#### [Extrait du texte]
Immigration choisie : ne singeons pas l'Amérique edit
L'immigration choisie fait débat en Europe. Après le Royaume-Uni et l'Allemagne, la France envisage de s'y convertir à travers la nouvelle loi Sarkozy sur l'immigration. A l'image de la fameuse carte verte américaine de résidence et permis de travail aux étrangers (green card), la création d'une carte bleue européenne (blue card) a été parfois suggérée, y compris sur Telos par Jakob von Weiszäcker. Cette dernière permettrait aux travailleurs hautement qualifiés étrangers de circuler en Europe et entre celle-ci et leur pays d’origine. Selon une métaphore footballistique, certains – non-qualifiés – feraient l’objet d’un carton rouge tandis que les détenteurs de compétences reconnues bénéficieraient d’une « blue card ». Or cette logique de discrimination migratoire sur des critères socioprofessionnels, outre les problèmes éthiques évidents qu'elle soulève, ne convient guère à l'Europe pour au moins deux raisons.

#### [Exercice court 1]
Résumez en deux phrases l'extrait sur l'immigration choisie.
#### [Exercice court 2]
Répondez à ces questions sur l'extrait consacré à l'immigration choisie :
(a) Quels pays ont précédé la France dans la voie de l'immigration choisie ?
(b) Qui a suggéré sur Telos la création d'une carte bleue européenne ?
(c) Selon la métaphore footballistique, de quoi feraient l'objet les non-qualifiés ?
#### [Exercice court 3]
Reprenez l'extrait sur l'immigration choisie à la suite de sa dernière phrase, en un paragraphe.

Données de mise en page

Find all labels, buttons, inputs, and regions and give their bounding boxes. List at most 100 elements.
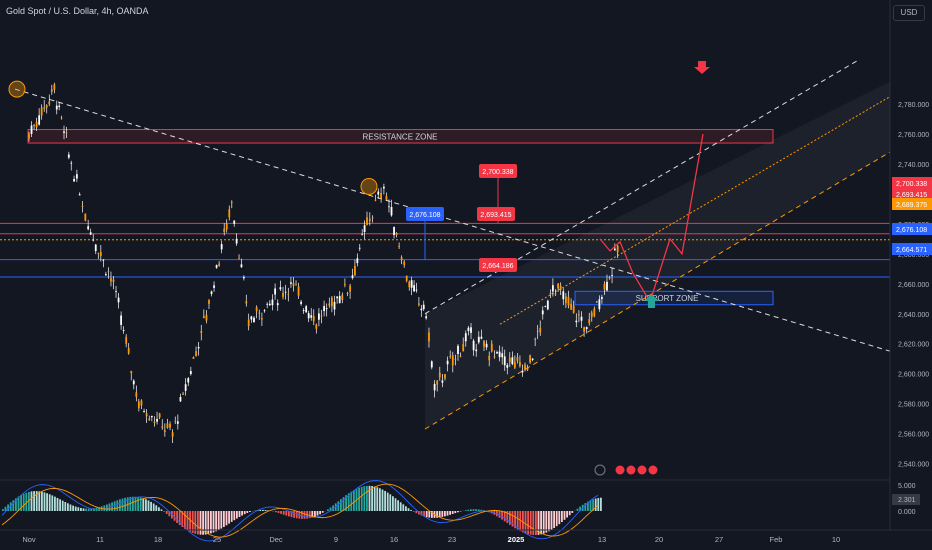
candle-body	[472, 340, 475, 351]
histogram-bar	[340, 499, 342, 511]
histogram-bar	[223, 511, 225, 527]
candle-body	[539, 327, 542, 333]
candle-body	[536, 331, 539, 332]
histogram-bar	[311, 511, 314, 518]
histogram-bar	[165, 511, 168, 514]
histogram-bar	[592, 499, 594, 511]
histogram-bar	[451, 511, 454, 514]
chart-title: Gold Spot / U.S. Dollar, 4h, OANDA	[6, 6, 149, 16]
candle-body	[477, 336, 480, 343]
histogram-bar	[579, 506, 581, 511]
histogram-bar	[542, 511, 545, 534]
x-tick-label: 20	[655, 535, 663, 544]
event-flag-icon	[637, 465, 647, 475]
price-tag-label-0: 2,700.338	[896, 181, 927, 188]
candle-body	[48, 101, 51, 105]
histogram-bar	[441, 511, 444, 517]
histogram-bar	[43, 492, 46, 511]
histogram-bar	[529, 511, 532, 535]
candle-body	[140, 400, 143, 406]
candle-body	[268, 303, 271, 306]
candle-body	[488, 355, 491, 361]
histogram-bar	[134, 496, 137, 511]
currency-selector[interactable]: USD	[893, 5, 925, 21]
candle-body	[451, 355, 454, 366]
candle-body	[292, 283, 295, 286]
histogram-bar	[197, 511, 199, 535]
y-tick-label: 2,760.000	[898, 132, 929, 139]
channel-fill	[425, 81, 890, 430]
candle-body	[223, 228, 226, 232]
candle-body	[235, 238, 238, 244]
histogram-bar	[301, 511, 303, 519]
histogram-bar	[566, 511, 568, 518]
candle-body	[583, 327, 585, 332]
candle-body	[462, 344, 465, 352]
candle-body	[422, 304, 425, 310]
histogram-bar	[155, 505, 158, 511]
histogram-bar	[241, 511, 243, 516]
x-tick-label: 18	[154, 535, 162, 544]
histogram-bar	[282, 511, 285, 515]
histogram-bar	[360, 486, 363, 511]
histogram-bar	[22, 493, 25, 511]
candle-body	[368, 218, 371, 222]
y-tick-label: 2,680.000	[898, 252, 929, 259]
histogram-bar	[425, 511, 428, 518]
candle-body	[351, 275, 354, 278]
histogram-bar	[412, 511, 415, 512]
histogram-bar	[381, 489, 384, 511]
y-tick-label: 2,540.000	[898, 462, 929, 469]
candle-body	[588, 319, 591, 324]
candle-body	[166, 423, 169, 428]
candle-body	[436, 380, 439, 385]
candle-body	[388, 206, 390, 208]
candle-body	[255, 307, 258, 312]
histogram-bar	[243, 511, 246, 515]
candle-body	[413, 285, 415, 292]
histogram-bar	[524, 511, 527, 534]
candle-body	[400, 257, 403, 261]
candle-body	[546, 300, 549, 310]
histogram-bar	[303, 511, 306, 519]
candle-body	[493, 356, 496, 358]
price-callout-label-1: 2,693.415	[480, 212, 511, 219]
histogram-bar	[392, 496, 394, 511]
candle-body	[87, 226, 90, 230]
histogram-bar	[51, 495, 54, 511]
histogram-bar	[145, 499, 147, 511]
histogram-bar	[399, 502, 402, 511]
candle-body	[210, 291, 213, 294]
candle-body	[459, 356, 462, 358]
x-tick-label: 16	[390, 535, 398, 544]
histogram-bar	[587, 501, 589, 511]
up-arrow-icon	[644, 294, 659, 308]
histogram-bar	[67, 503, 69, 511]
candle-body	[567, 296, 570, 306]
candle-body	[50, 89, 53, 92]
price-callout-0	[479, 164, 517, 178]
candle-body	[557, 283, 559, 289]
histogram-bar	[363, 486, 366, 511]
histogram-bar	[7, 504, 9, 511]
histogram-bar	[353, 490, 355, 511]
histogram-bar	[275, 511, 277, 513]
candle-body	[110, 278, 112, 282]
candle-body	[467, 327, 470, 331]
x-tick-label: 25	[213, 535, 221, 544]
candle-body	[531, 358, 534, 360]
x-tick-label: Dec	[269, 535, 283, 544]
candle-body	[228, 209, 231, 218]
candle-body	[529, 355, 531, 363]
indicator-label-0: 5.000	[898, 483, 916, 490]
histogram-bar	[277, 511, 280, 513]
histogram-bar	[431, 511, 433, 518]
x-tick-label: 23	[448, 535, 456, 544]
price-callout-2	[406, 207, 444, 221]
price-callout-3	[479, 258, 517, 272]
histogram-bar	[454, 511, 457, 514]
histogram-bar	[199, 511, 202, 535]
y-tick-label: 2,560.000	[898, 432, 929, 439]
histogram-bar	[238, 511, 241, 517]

#### [Bonne réponse 1]
L'immigration choisie fait débat en Europe, et la France envisage de l'adopter à travers la nouvelle loi Sarkozy, tandis qu'une carte bleue européenne inspirée de la carte verte américaine a parfois été suggérée pour permettre aux travailleurs hautement qualifiés étrangers de circuler. Or cette logique de discrimination migratoire sur des critères socioprofessionnels, outre les problèmes éthiques qu'elle soulève, ne convient guère à l'Europe pour au moins deux raisons.

#### [Bonne réponse 2]
(a) Le Royaume-Uni et l'Allemagne.
(b) Jakob von Weiszäcker.
(c) D'un carton rouge.

#### [Bonne réponse 3]
La première tient au fait que le modèle de référence qui est celui des Etats-Unis, s’applique mal à l’Europe. On a coutume de dire, en effet, que la compétition mondiale pour les compétences – global race (ou même ‘war’!) for talents – s’est accélérée avec l’avènement d’une économie planétaire fondée sur la connaissance, à partir de la fin des années 1990. Le Congrès américain a alors voté les mesures proposées par les administrations Clinton et Bush pour encourager la délivrance de visas prolongés aux travailleurs hautement qualifiés, parmi d’autres incitations attractives. Ainsi, des cohortes d’informaticiens indiens notamment sont venues retrouver leurs pairs installés depuis des années dans les hauts lieux de production à forte intensité de connaissance, sur le territoire des Etats-Unis. Certains pays européens ont imité cette politique dans le but d’obtenir le même résultat : enrichir l’offre de compétences sur le marché du travail local, pour soutenir la croissance des secteurs de haute technologie exposés à une concurrence sévère.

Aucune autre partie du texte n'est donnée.